フィギュアスケート

「ファンタジー・オン・アイス2025」スペシャルコラボナンバーを詳細レポート!【フィギュアスケート】

2025.07.03更新日:2025.07.04

5月31日、6月1日にと2日間にわたって開催されたアイスショー「太陽生命Presents Fantasy on Ice 2025 in MAKUHARI」(以下、「ファンタジー・オン・アイス」)。
氷上で繰り広げられた夢のような時間を、グループナンバーの選曲や演出にフォーカスして振り返ります。

「ファンタジー・オン・アイス2025」

「ファンタジー・オン・アイス2025」ビジュアル
Ⓒ Fantasy On Ice 2025 

国内外から豪華なスケーターとアーティストが集い、年々進化を続ける「ファンタジー・オン・アイス」。
今年は演出家・金谷かほりさんが新たに加わり、ステージ全体の構成がより一層ドラマチックに。さらに、ミュージカル『ダンス オブ ヴァンパイア』で主演を務める城田優さんが演出にも参画。
舞台とリンクが融合した構成で、“氷上ミュージカル”の新たな形を示した。

オープニング

まずは、毎年キャストも楽しみにしているという躍動感満載のオープニング。

「ファンタジー・オン・アイス2025」のオープニングを滑るチャ・ジュンファン

会場が暗転し、リンクに浮かび上がるネオンカラーの衣装。おなじみのオープニングテーマが脈打つ心臓のようにリズムを刻むと、ショーが始まる高揚感が会場全体を包み込む。

## [課題の目標 A]
抜粋本文のうち「国内外から豪華なスケーターと」で始まる段落を、主な事実を残したまま箇条書きにまとめ直しなさい。
## [課題の目標 B]
抜粋本文から、「2025.07.03更新日:2025.07.04」で始まり「ァンタジー・オン・アイス」。」までの部分を、一字一句変えずに抜き出しなさい。

## [提供データ]
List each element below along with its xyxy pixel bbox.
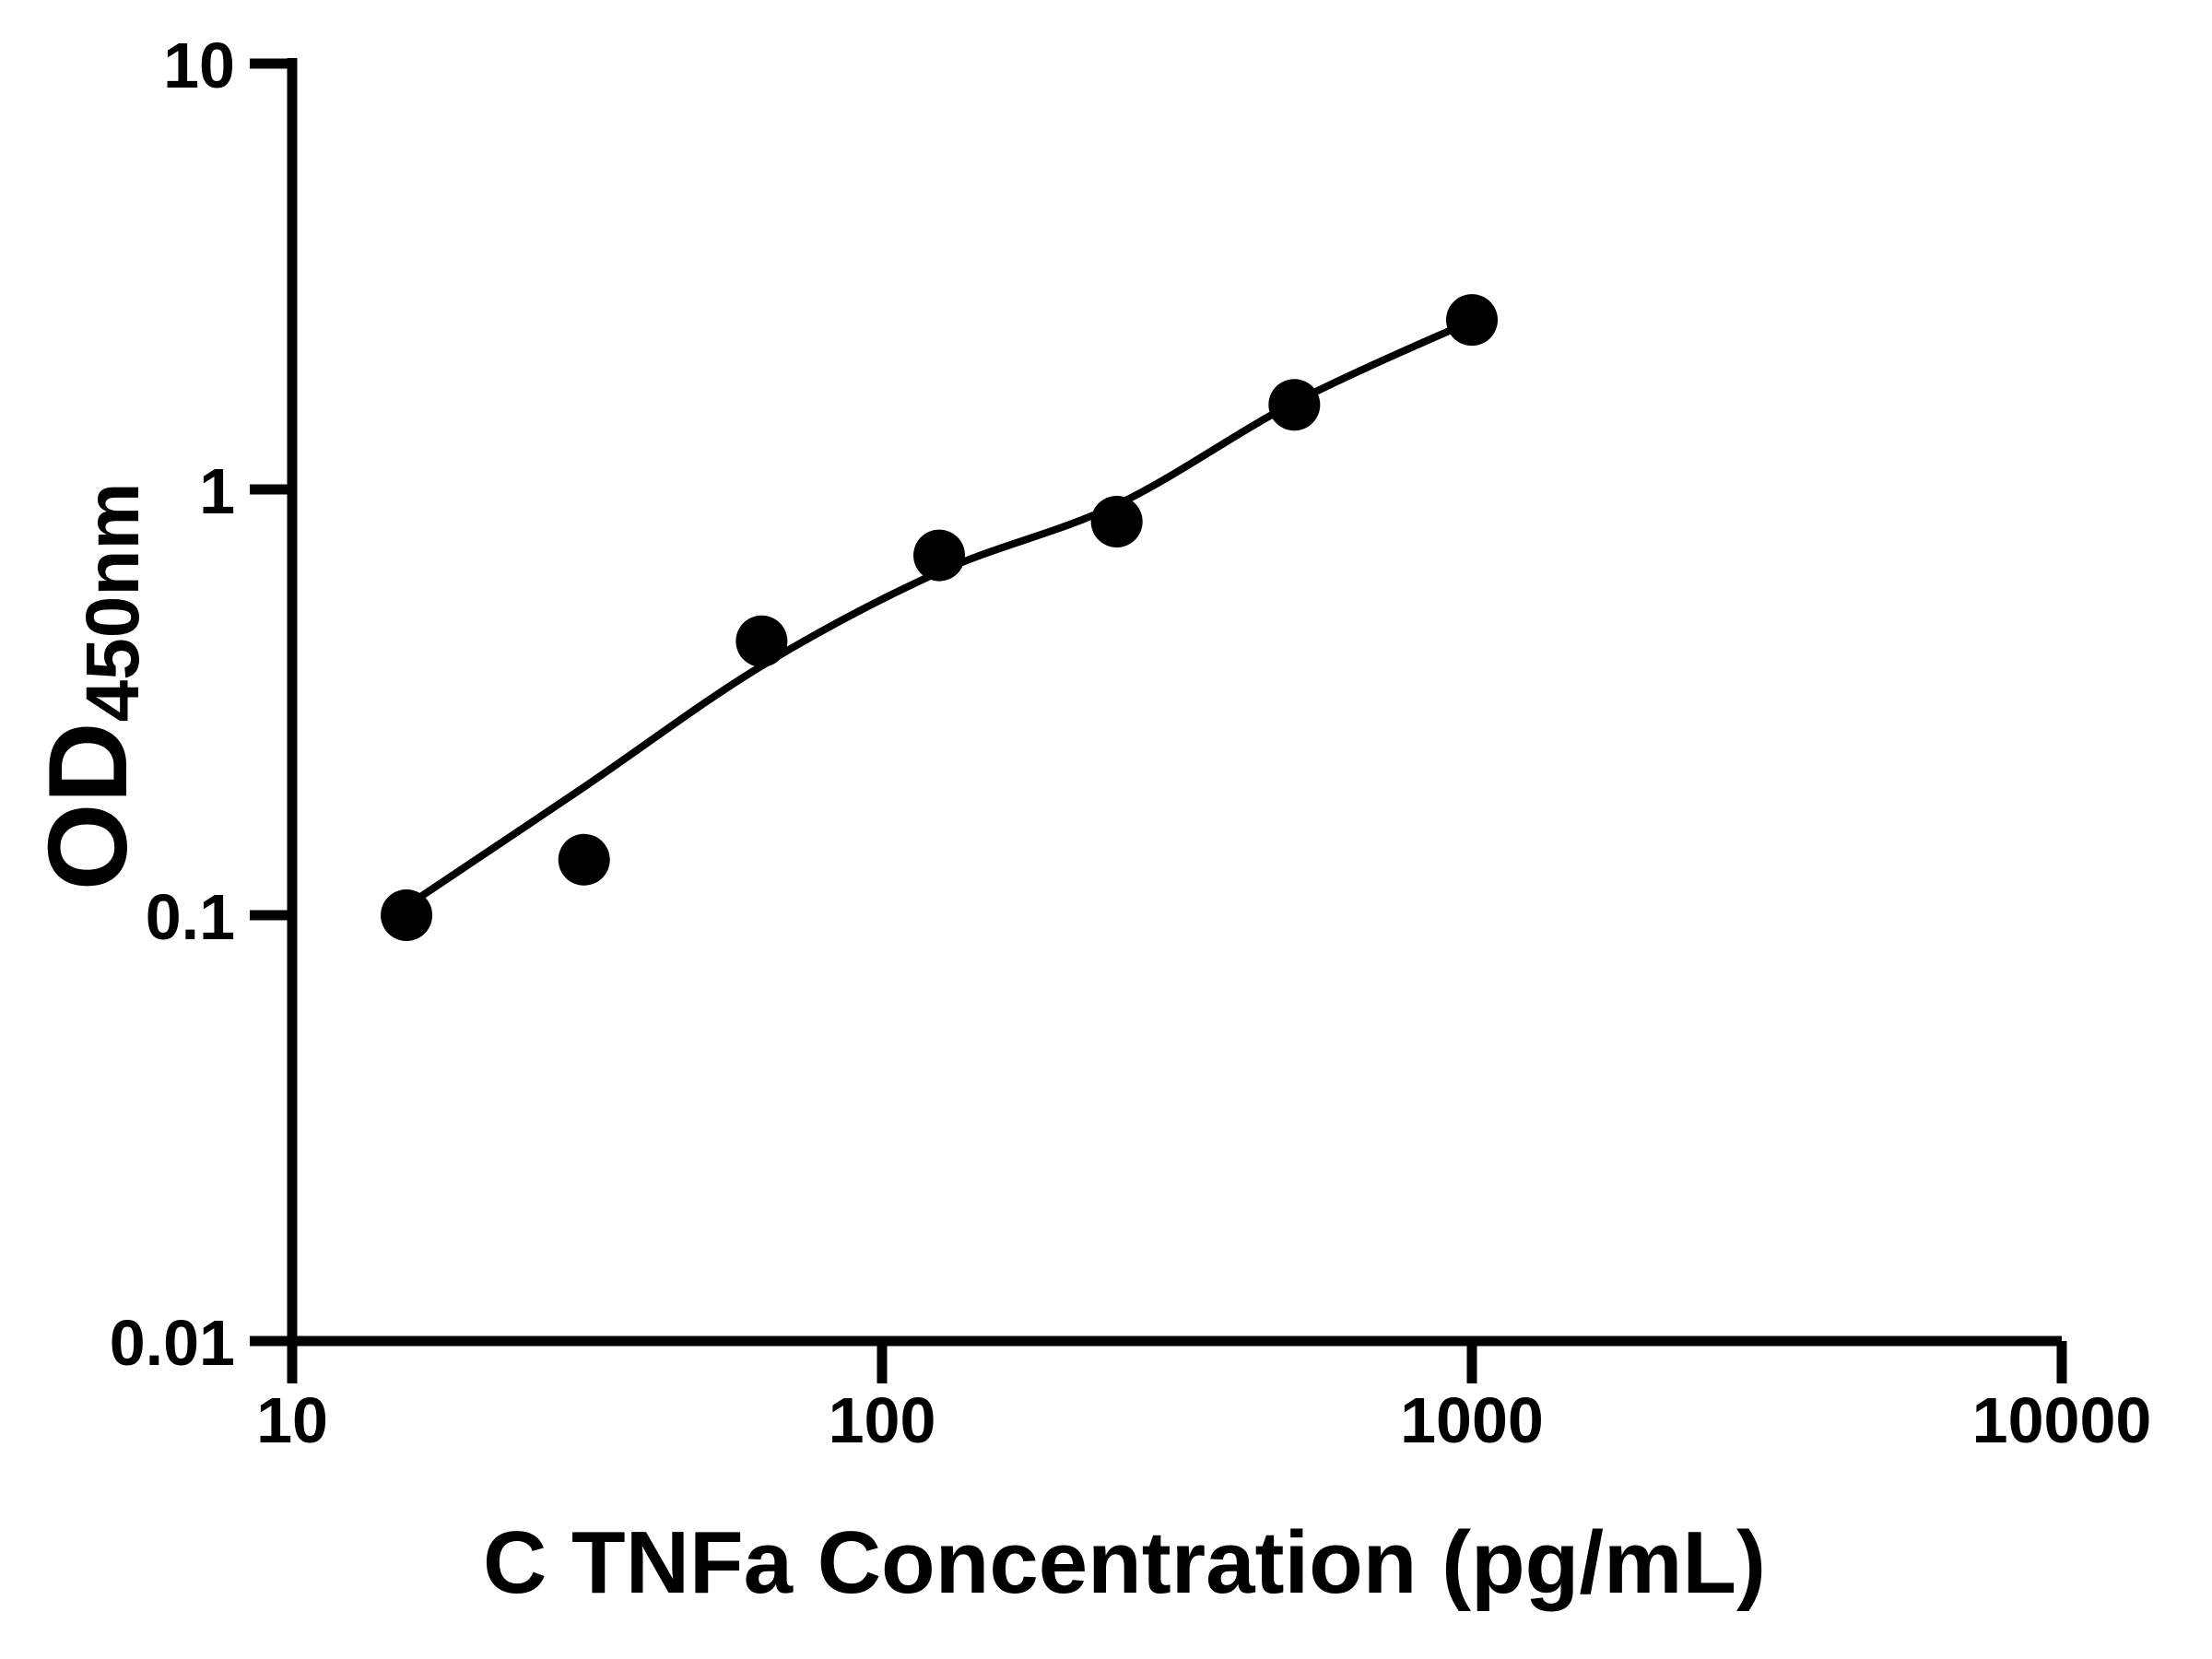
y-axis-title-sub: 450nm xyxy=(71,482,156,723)
x-axis-tick-label: 10000 xyxy=(1972,1384,2152,1456)
axis-spine xyxy=(287,58,2062,1347)
y-axis-title: OD450nm xyxy=(23,272,156,1101)
x-axis-tick-label: 100 xyxy=(829,1384,936,1456)
data-point xyxy=(381,889,433,941)
data-point xyxy=(735,615,788,667)
data-point xyxy=(913,529,966,582)
x-axis-tick-label: 1000 xyxy=(1400,1384,1544,1456)
y-axis-tick-label: 10 xyxy=(163,29,235,101)
y-axis-title-main: OD xyxy=(25,722,150,891)
x-axis-title: C TNFa Concentration (pg/mL) xyxy=(483,1513,1766,1612)
x-axis-tick-label: 10 xyxy=(256,1384,328,1456)
data-point xyxy=(1268,379,1321,431)
y-axis-tick-label: 1 xyxy=(199,455,235,527)
y-axis-tick-label: 0.1 xyxy=(146,881,235,953)
data-point xyxy=(558,833,610,886)
y-axis-tick-label: 0.01 xyxy=(110,1307,235,1379)
data-point xyxy=(1446,294,1498,347)
data-point xyxy=(1090,495,1143,547)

## [模範解答 A]
- 国内外から豪華なスケーターとアーティストが集まり、年々進化を続けるアイスショーである。
- 今年は演出家の金谷かほりさんが新たに加わり、ステージ全体の構成がより一層ドラマチックになった。
- ミュージカル『ダンス オブ ヴァンパイア』で主演を務める城田優さんも演出に参画した。
- 舞台とリンクが融合した構成で、「氷上ミュージカル」の新たな形を示した。

## [模範解答 B]
2025.07.03更新日:2025.07.04

5月31日、6月1日にと2日間にわたって開催されたアイスショー「太陽生命Presents Fantasy on Ice 2025 in MAKUHARI」(以下、「ファンタジー・オン・アイス」)。
氷上で繰り広げられた夢のような時間を、グループナンバーの選曲や演出にフォーカスして振り返ります。

「ファンタジー・オン・アイス2025」

「ファンタジー・オン・アイス2025」ビジュアル
Ⓒ Fantasy On Ice 2025 

国内外から豪華なスケーターとアーティストが集い、年々進化を続ける「ファンタジー・オン・アイス」。